Given problem:
Pictures aside, quote the whole listing exactly.
(begin)
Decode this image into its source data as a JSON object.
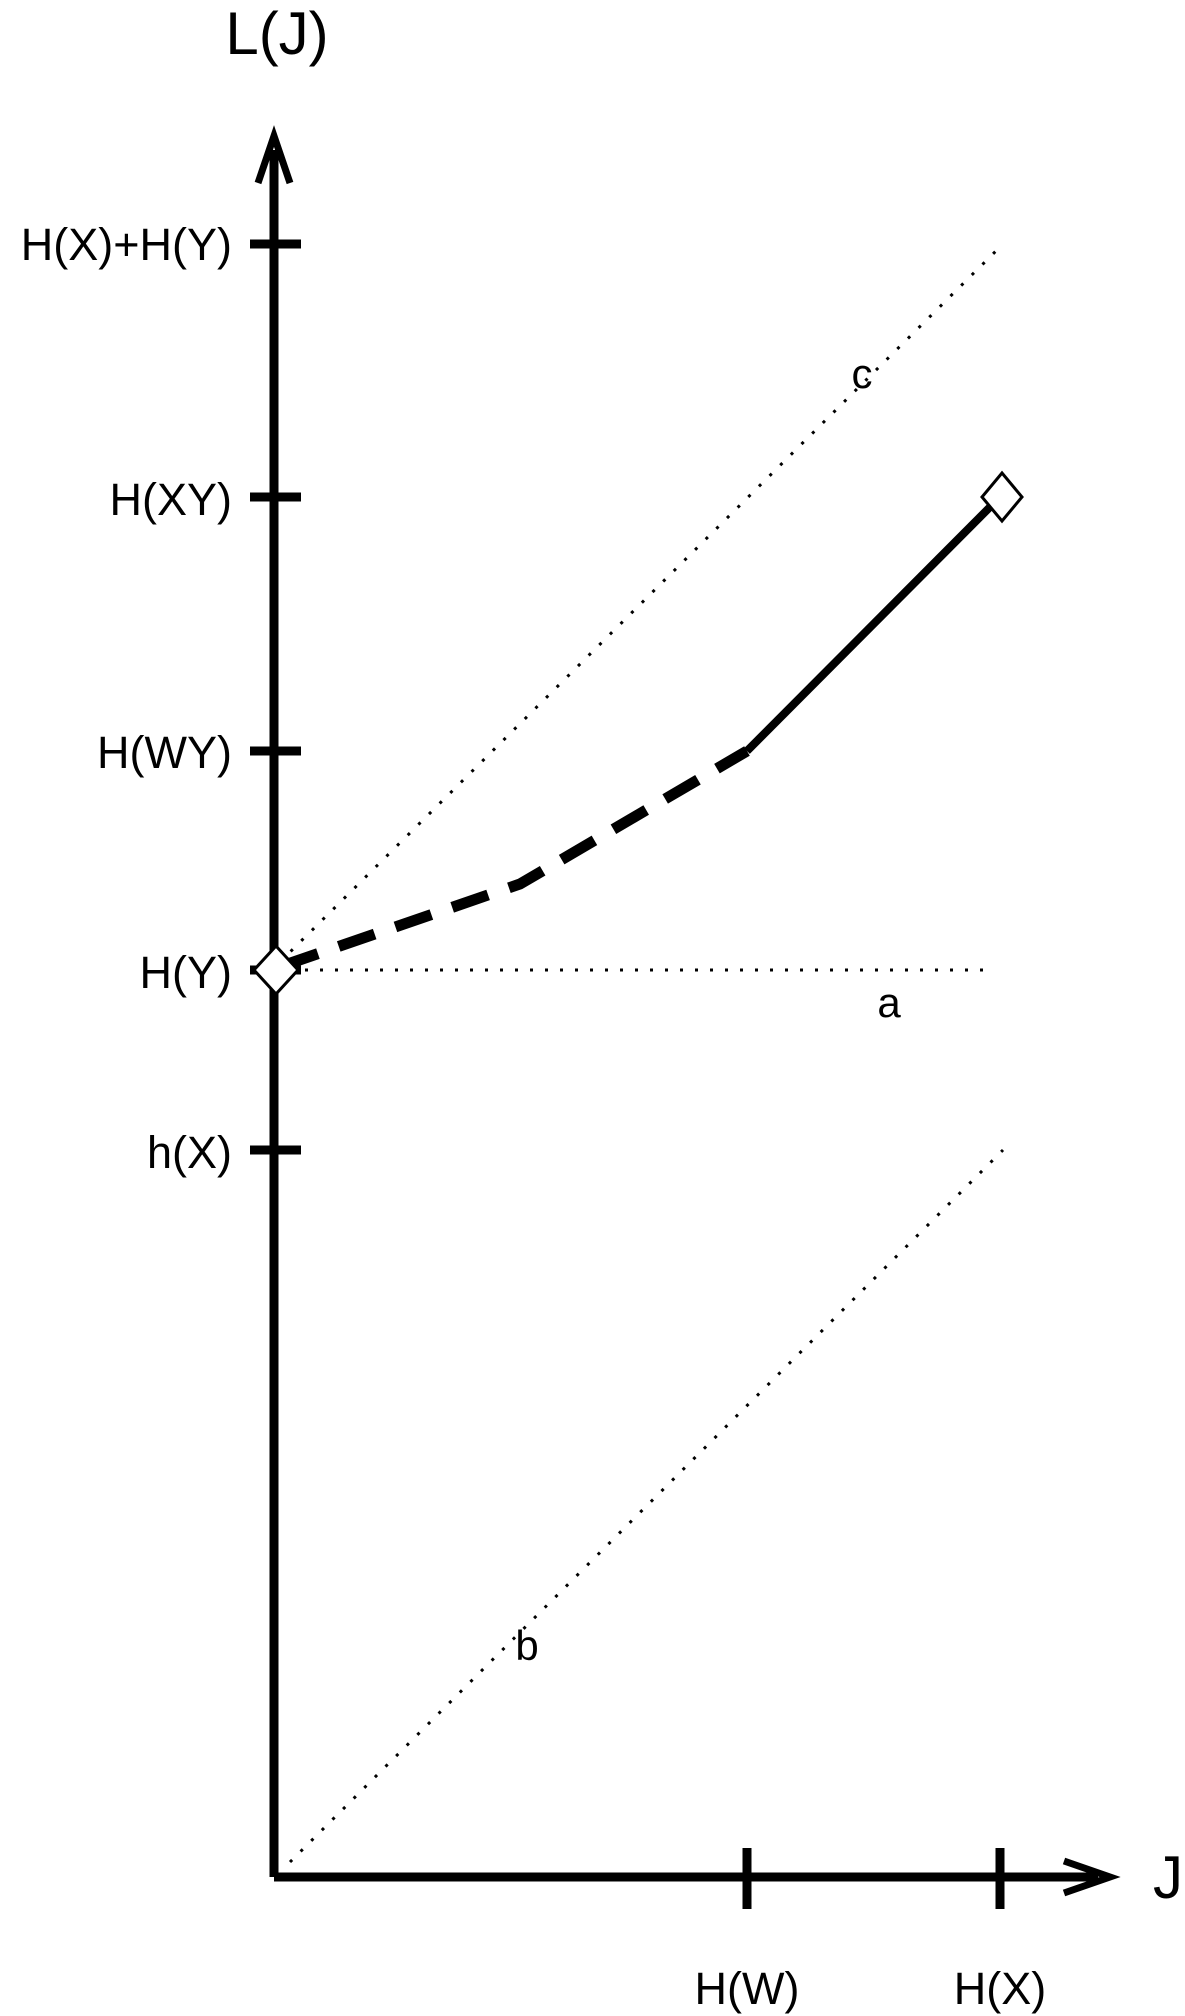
{
  "axes": {
    "y_title": "L(J)",
    "x_title": "J"
  },
  "y_ticks": [
    {
      "id": "hx_plus_hy",
      "label": "H(X)+H(Y)"
    },
    {
      "id": "hxy",
      "label": "H(XY)"
    },
    {
      "id": "hwy",
      "label": "H(WY)"
    },
    {
      "id": "hy",
      "label": "H(Y)"
    },
    {
      "id": "hx_small",
      "label": "h(X)"
    }
  ],
  "x_ticks": [
    {
      "id": "hw",
      "label": "H(W)"
    },
    {
      "id": "hx",
      "label": "H(X)"
    }
  ],
  "reference_lines": {
    "a": "a",
    "b": "b",
    "c": "c"
  },
  "colors": {
    "ink": "#000000",
    "background": "#ffffff"
  }
}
(end)
Answer to this problem:
Decode this image into its source data as a JSON object.
{
  "axes": {
    "y_title": "L(J)",
    "x_title": "J"
  },
  "y_ticks": [
    {
      "id": "hx_plus_hy",
      "label": "H(X)+H(Y)"
    },
    {
      "id": "hxy",
      "label": "H(XY)"
    },
    {
      "id": "hwy",
      "label": "H(WY)"
    },
    {
      "id": "hy",
      "label": "H(Y)"
    },
    {
      "id": "hx_small",
      "label": "h(X)"
    }
  ],
  "x_ticks": [
    {
      "id": "hw",
      "label": "H(W)"
    },
    {
      "id": "hx",
      "label": "H(X)"
    }
  ],
  "reference_lines": {
    "a": "a",
    "b": "b",
    "c": "c"
  },
  "colors": {
    "ink": "#000000",
    "background": "#ffffff"
  }
}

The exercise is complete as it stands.